- **Task instructions**
Word for word, print each line of the listing below; pictures stay out.

Raw records:
★ ★ ★ ★ ★ ★ ★
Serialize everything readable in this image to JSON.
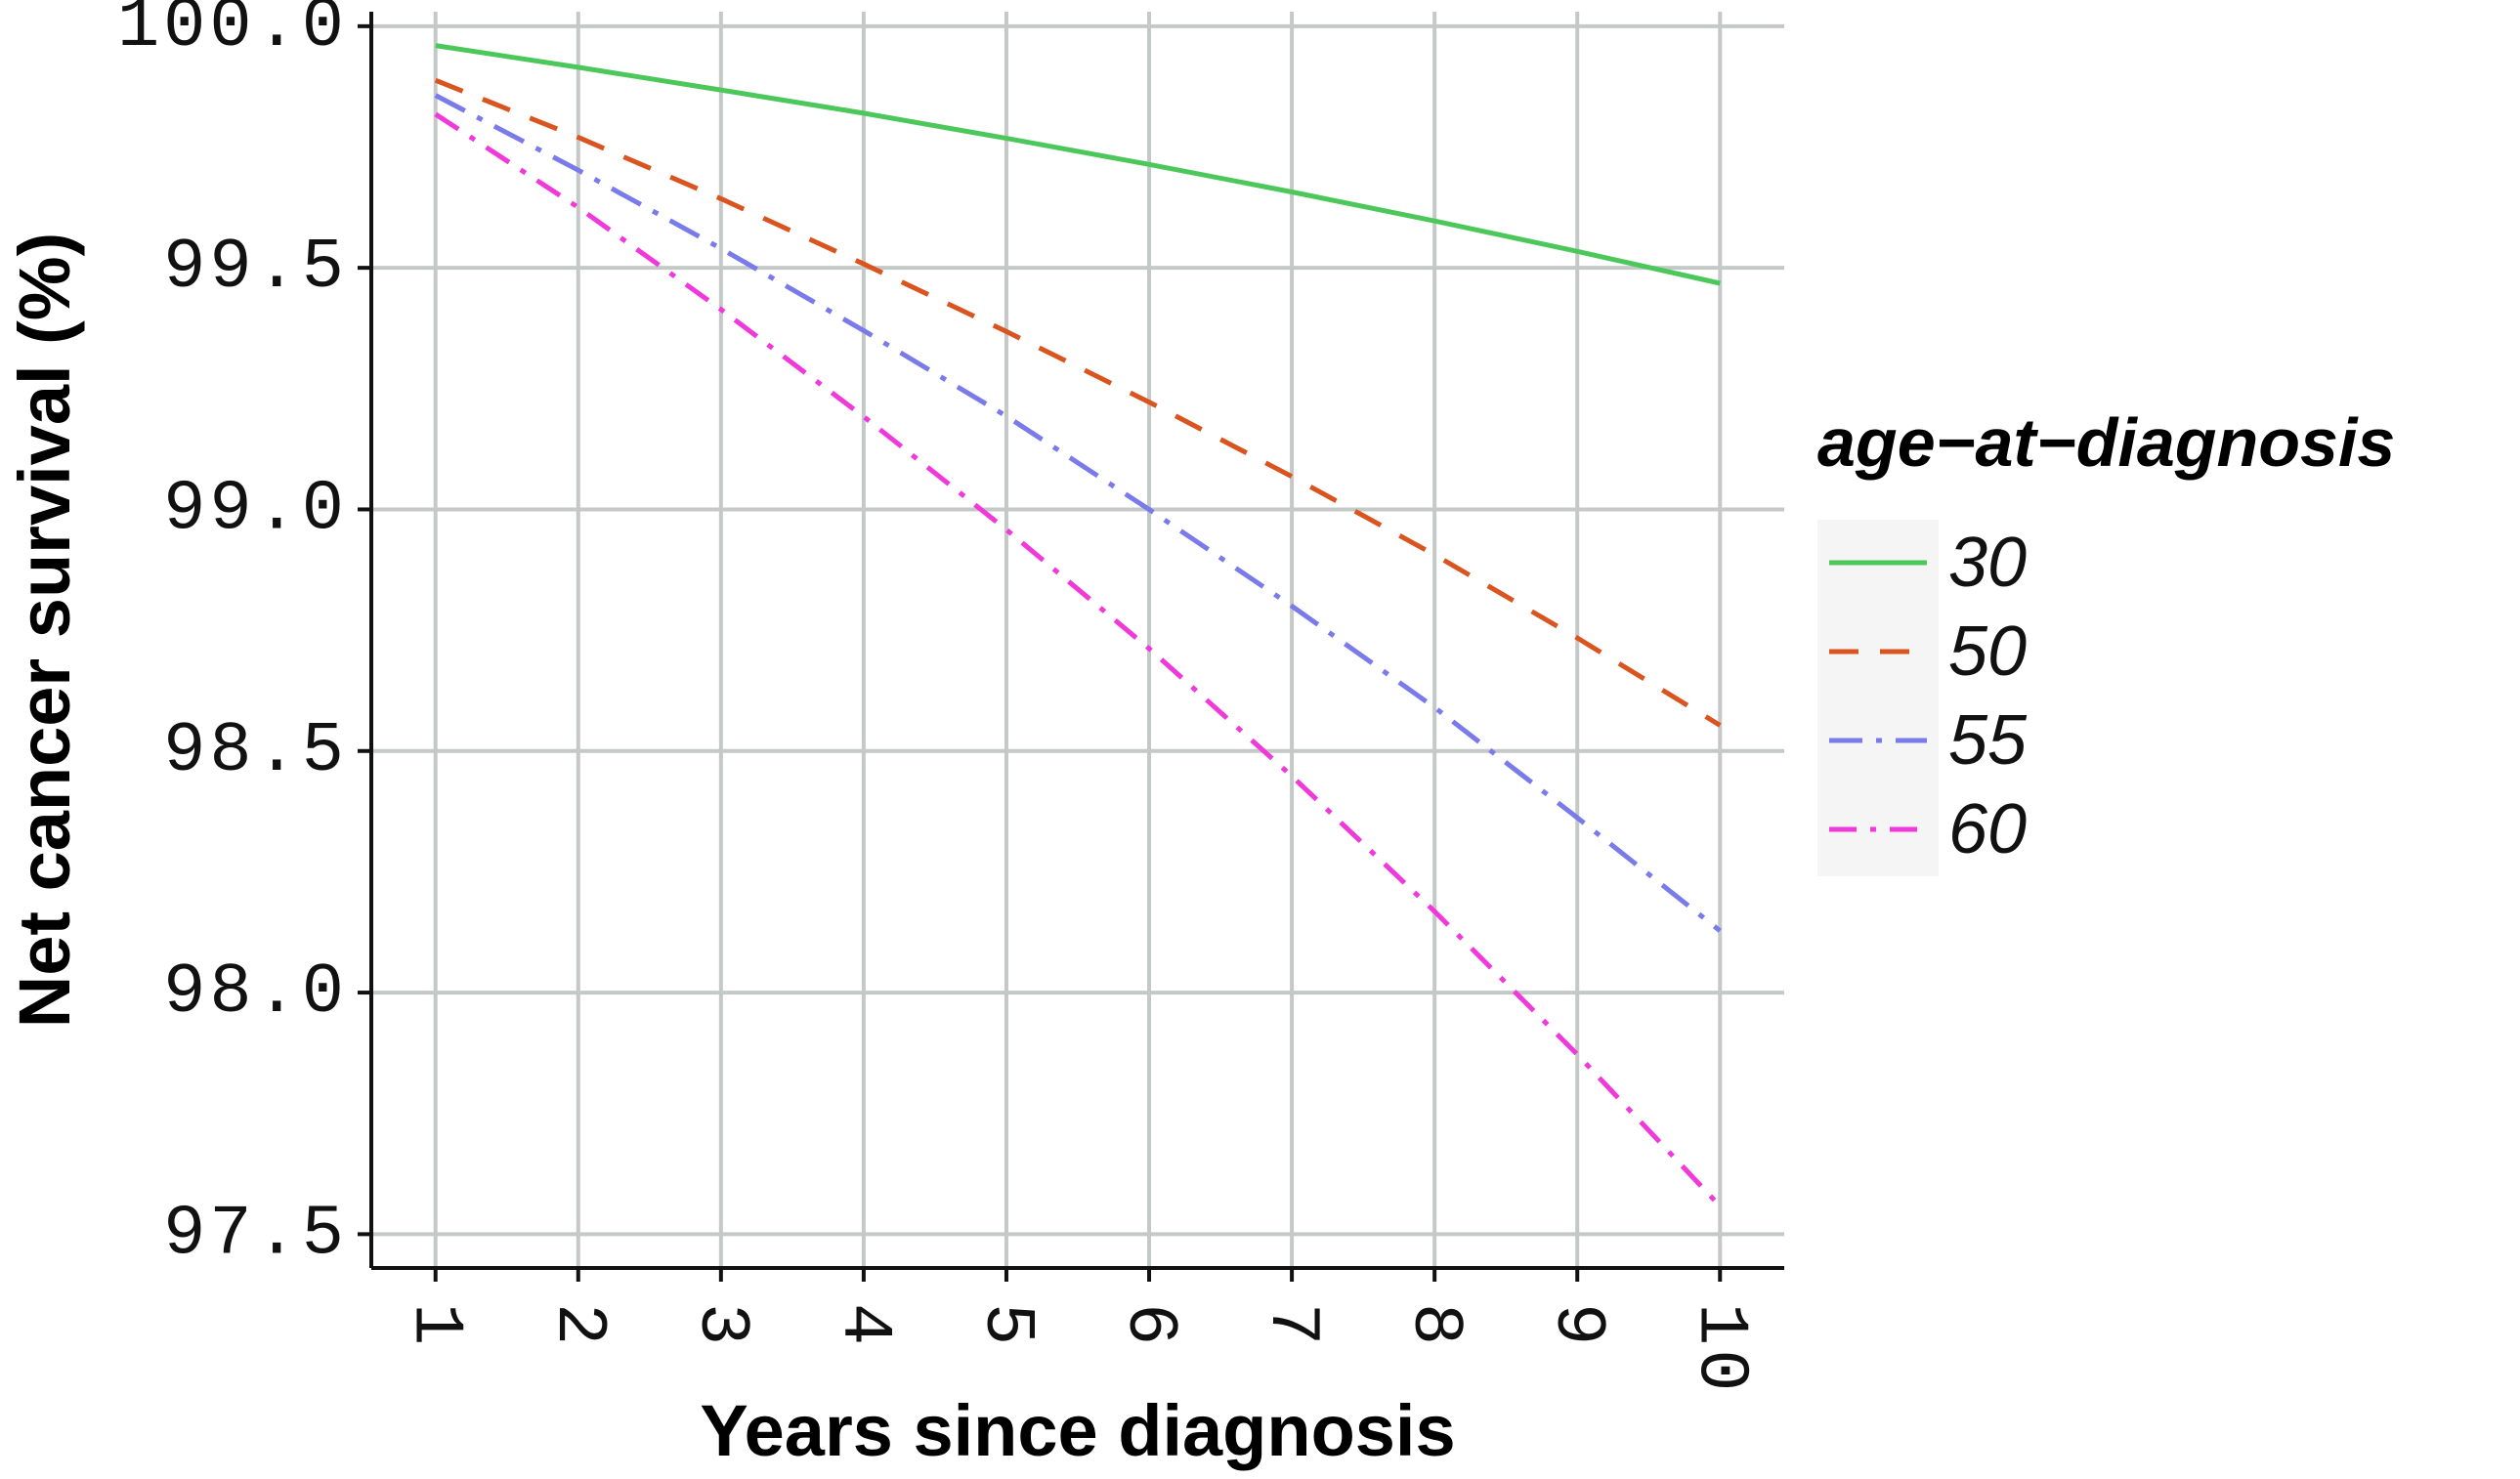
{
  "chart_data": {
    "type": "line",
    "title": "",
    "xlabel": "Years since diagnosis",
    "ylabel": "Net cancer survival (%)",
    "x": [
      1,
      2,
      3,
      4,
      5,
      6,
      7,
      8,
      9,
      10
    ],
    "x_tick_labels": [
      "1",
      "2",
      "3",
      "4",
      "5",
      "6",
      "7",
      "8",
      "9",
      "10"
    ],
    "y_ticks": [
      97.5,
      98.0,
      98.5,
      99.0,
      99.5,
      100.0
    ],
    "y_tick_labels": [
      "97.5",
      "98.0",
      "98.5",
      "99.0",
      "99.5",
      "100.0"
    ],
    "xlim": [
      0.55,
      10.45
    ],
    "ylim": [
      97.43,
      100.03
    ],
    "grid": true,
    "legend": {
      "title": "age−at−diagnosis",
      "placement": "right"
    },
    "series": [
      {
        "name": "30",
        "color": "#4cc85a",
        "dash": "solid",
        "values": [
          99.96,
          99.915,
          99.868,
          99.82,
          99.768,
          99.714,
          99.657,
          99.597,
          99.534,
          99.468
        ]
      },
      {
        "name": "50",
        "color": "#d9541e",
        "dash": "dashed",
        "values": [
          99.888,
          99.77,
          99.643,
          99.508,
          99.368,
          99.222,
          99.068,
          98.906,
          98.734,
          98.553
        ]
      },
      {
        "name": "55",
        "color": "#7a7bea",
        "dash": "dotdash",
        "values": [
          99.857,
          99.702,
          99.54,
          99.37,
          99.193,
          99.0,
          98.8,
          98.59,
          98.362,
          98.128
        ]
      },
      {
        "name": "60",
        "color": "#f138da",
        "dash": "dotdash-fine",
        "values": [
          99.818,
          99.625,
          99.414,
          99.192,
          98.958,
          98.712,
          98.448,
          98.168,
          97.872,
          97.558
        ]
      }
    ]
  }
}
★ ★ ★ ★ ★ ★ ★
- **Answer to this task**
Serialize everything readable in this image to JSON.
{
  "chart_data": {
    "type": "line",
    "title": "",
    "xlabel": "Years since diagnosis",
    "ylabel": "Net cancer survival (%)",
    "x": [
      1,
      2,
      3,
      4,
      5,
      6,
      7,
      8,
      9,
      10
    ],
    "x_tick_labels": [
      "1",
      "2",
      "3",
      "4",
      "5",
      "6",
      "7",
      "8",
      "9",
      "10"
    ],
    "y_ticks": [
      97.5,
      98.0,
      98.5,
      99.0,
      99.5,
      100.0
    ],
    "y_tick_labels": [
      "97.5",
      "98.0",
      "98.5",
      "99.0",
      "99.5",
      "100.0"
    ],
    "xlim": [
      0.55,
      10.45
    ],
    "ylim": [
      97.43,
      100.03
    ],
    "grid": true,
    "legend": {
      "title": "age−at−diagnosis",
      "placement": "right"
    },
    "series": [
      {
        "name": "30",
        "color": "#4cc85a",
        "dash": "solid",
        "values": [
          99.96,
          99.915,
          99.868,
          99.82,
          99.768,
          99.714,
          99.657,
          99.597,
          99.534,
          99.468
        ]
      },
      {
        "name": "50",
        "color": "#d9541e",
        "dash": "dashed",
        "values": [
          99.888,
          99.77,
          99.643,
          99.508,
          99.368,
          99.222,
          99.068,
          98.906,
          98.734,
          98.553
        ]
      },
      {
        "name": "55",
        "color": "#7a7bea",
        "dash": "dotdash",
        "values": [
          99.857,
          99.702,
          99.54,
          99.37,
          99.193,
          99.0,
          98.8,
          98.59,
          98.362,
          98.128
        ]
      },
      {
        "name": "60",
        "color": "#f138da",
        "dash": "dotdash-fine",
        "values": [
          99.818,
          99.625,
          99.414,
          99.192,
          98.958,
          98.712,
          98.448,
          98.168,
          97.872,
          97.558
        ]
      }
    ]
  }
}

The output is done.